Short problem: Take the line that contains "Read out every word on this page." and every line after it in the material below, and quote them exactly.

Recorded data:
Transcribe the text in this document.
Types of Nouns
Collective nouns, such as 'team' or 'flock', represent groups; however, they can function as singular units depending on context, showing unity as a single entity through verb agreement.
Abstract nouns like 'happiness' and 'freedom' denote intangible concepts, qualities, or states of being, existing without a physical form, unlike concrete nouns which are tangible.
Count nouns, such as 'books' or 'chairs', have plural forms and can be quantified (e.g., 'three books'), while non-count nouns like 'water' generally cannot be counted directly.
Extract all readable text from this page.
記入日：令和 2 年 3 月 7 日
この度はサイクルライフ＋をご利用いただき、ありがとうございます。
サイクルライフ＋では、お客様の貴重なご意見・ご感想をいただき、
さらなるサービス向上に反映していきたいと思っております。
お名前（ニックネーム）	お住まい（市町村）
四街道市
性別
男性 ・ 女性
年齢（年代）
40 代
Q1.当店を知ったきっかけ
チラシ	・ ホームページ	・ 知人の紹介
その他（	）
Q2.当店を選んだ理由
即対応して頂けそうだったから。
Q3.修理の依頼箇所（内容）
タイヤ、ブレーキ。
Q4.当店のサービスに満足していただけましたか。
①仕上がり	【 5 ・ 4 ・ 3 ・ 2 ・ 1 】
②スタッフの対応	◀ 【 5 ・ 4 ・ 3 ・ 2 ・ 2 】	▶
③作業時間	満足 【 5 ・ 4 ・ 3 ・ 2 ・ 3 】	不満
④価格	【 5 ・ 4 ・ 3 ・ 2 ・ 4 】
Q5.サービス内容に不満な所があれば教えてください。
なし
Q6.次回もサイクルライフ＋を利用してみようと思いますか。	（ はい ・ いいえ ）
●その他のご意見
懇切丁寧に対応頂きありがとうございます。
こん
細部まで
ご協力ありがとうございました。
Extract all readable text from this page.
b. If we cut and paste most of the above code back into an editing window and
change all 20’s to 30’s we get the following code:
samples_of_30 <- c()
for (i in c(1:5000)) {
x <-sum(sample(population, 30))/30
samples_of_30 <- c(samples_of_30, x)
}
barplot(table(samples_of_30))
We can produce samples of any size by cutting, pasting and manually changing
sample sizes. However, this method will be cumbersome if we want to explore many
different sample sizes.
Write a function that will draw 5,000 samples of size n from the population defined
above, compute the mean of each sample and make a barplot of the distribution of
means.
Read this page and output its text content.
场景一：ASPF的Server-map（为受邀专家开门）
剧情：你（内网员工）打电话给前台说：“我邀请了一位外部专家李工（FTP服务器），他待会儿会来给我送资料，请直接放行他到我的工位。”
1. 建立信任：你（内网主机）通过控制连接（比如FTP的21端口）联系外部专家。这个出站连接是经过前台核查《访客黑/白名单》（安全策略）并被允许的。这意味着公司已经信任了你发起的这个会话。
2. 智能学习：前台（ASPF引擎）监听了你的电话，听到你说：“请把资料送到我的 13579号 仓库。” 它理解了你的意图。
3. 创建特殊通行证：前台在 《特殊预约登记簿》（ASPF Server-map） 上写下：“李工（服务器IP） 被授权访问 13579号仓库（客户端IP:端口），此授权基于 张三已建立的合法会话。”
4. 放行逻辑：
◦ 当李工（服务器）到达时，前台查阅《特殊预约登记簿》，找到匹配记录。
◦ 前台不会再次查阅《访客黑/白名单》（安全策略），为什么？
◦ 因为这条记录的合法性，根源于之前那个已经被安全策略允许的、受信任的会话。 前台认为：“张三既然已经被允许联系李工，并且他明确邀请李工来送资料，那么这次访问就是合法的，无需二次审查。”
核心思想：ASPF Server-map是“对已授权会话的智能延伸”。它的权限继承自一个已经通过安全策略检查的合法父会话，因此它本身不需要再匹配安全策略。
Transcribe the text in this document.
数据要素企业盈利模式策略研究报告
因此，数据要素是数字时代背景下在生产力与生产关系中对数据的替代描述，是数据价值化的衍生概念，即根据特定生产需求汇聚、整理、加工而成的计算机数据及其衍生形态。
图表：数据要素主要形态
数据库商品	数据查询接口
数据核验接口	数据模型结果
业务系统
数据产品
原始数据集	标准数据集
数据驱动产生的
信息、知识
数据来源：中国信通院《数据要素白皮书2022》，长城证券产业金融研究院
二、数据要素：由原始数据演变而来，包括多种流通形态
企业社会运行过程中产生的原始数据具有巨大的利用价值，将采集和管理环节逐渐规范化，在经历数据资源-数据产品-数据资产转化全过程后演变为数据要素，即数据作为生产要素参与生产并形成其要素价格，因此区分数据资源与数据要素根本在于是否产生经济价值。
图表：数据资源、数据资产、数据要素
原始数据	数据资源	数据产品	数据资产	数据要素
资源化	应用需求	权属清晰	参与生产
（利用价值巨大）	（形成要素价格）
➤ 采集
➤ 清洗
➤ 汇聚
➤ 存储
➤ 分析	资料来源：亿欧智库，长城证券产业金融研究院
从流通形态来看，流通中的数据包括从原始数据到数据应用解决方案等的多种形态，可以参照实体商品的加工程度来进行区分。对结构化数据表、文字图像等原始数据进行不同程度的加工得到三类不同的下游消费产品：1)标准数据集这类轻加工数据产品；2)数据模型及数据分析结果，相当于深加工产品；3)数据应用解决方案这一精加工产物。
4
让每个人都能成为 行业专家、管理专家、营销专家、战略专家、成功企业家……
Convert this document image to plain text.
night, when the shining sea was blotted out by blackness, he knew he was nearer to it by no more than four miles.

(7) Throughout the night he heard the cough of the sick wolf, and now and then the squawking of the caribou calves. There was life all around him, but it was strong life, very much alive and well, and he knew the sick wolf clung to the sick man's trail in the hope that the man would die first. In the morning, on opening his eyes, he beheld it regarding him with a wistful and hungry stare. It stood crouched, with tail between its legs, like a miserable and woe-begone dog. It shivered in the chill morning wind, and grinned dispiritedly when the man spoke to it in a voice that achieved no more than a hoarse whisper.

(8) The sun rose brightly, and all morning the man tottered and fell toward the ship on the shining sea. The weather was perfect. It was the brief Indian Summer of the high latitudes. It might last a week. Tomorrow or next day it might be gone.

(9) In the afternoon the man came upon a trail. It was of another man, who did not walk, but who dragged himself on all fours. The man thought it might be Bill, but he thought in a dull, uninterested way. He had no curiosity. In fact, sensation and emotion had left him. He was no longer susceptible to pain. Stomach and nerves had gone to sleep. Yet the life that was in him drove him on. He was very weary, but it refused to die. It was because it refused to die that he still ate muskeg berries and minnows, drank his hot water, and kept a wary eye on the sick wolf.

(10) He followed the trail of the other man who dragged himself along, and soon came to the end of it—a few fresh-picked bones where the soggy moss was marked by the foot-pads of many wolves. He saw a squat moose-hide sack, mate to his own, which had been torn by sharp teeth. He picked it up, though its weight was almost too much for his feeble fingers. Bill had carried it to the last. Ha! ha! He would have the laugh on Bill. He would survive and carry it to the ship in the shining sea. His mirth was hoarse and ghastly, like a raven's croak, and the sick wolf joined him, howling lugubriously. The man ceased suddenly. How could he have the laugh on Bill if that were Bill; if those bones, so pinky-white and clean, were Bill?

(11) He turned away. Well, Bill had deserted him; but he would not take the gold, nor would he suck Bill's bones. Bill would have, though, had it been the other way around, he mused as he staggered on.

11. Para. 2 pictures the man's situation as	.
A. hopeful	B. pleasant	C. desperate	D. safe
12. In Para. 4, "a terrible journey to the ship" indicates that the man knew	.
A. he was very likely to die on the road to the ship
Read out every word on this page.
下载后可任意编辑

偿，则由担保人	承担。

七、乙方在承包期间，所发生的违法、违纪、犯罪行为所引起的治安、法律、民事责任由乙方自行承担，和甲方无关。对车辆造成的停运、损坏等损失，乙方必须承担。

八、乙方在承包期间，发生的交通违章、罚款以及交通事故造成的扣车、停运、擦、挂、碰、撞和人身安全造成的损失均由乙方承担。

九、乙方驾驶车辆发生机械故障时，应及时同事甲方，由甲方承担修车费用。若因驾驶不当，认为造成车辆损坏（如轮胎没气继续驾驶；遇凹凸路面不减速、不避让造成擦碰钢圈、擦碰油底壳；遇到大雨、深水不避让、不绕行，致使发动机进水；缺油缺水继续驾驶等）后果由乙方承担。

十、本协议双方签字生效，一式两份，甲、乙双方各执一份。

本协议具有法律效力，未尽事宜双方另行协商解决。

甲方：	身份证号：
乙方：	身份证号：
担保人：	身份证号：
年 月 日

Completed exercise:
Read out every word on this page.
下载后可任意编辑

偿，则由担保人	承担。

七、乙方在承包期间，所发生的违法、违纪、犯罪行为所引起的治安、法律、民事责任由乙方自行承担，和甲方无关。对车辆造成的停运、损坏等损失，乙方必须承担。

八、乙方在承包期间，发生的交通违章、罚款以及交通事故造成的扣车、停运、擦、挂、碰、撞和人身安全造成的损失均由乙方承担。

九、乙方驾驶车辆发生机械故障时，应及时同事甲方，由甲方承担修车费用。若因驾驶不当，认为造成车辆损坏（如轮胎没气继续驾驶；遇凹凸路面不减速、不避让造成擦碰钢圈、擦碰油底壳；遇到大雨、深水不避让、不绕行，致使发动机进水；缺油缺水继续驾驶等）后果由乙方承担。

十、本协议双方签字生效，一式两份，甲、乙双方各执一份。

本协议具有法律效力，未尽事宜双方另行协商解决。

甲方：	身份证号：
乙方：	身份证号：
担保人：	身份证号：
年 月 日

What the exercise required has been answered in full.